Leave out any pictures and transcribe all other data below exactly.
┄┄┄┄┄┄┄┄┄┄
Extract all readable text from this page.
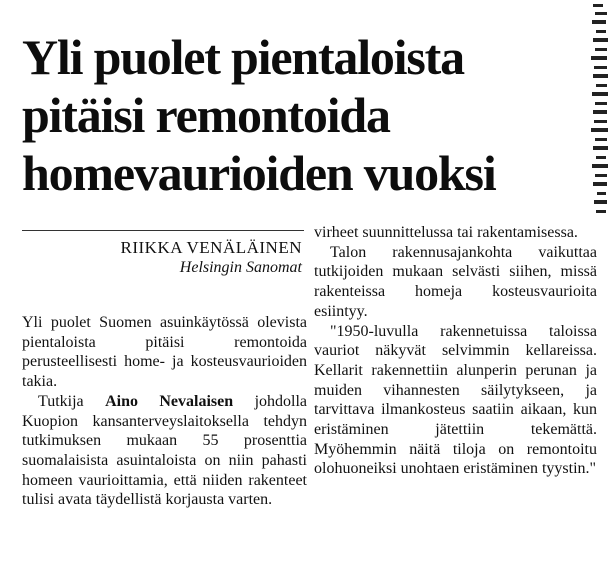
Yli puolet pientaloista
pitäisi remontoida
homevaurioiden vuoksi
RIIKKA VENÄLÄINEN
Helsingin Sanomat

Yli puolet Suomen asuinkäytössä olevista pientaloista pitäisi remontoida perusteellisesti home- ja kosteusvaurioiden takia.

Tutkija Aino Nevalaisen johdolla Kuopion kansanterveyslaitoksella tehdyn tutkimuksen mukaan 55 prosenttia suomalaisista asuintaloista on niin pahasti homeen vaurioittamia, että niiden rakenteet tulisi avata täydellistä korjausta varten.

virheet suunnittelussa tai rakentamisessa.

Talon rakennusajankohta vaikuttaa tutkijoiden mukaan selvästi siihen, missä rakenteissa homeja kosteusvaurioita esiintyy.

"1950-luvulla rakennetuissa taloissa vauriot näkyvät selvimmin kellareissa. Kellarit rakennettiin alunperin perunan ja muiden vihannesten säilytykseen, ja tarvittava ilmankosteus saatiin aikaan, kun eristäminen jätettiin tekemättä. Myöhemmin näitä tiloja on remontoitu olohuoneiksi unohtaen eristäminen tyystin."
┄┄┄┄┄┄┄┄┄┄
Correct result
Extract all readable text from this page.
Yli puolet pientaloista
pitäisi remontoida
homevaurioiden vuoksi
RIIKKA VENÄLÄINEN
Helsingin Sanomat

Yli puolet Suomen asuinkäytössä olevista pientaloista pitäisi remontoida perusteellisesti home- ja kosteusvaurioiden takia.

Tutkija Aino Nevalaisen johdolla Kuopion kansanterveyslaitoksella tehdyn tutkimuksen mukaan 55 prosenttia suomalaisista asuintaloista on niin pahasti homeen vaurioittamia, että niiden rakenteet tulisi avata täydellistä korjausta varten.

virheet suunnittelussa tai rakentamisessa.

Talon rakennusajankohta vaikuttaa tutkijoiden mukaan selvästi siihen, missä rakenteissa homeja kosteusvaurioita esiintyy.

"1950-luvulla rakennetuissa taloissa vauriot näkyvät selvimmin kellareissa. Kellarit rakennettiin alunperin perunan ja muiden vihannesten säilytykseen, ja tarvittava ilmankosteus saatiin aikaan, kun eristäminen jätettiin tekemättä. Myöhemmin näitä tiloja on remontoitu olohuoneiksi unohtaen eristäminen tyystin."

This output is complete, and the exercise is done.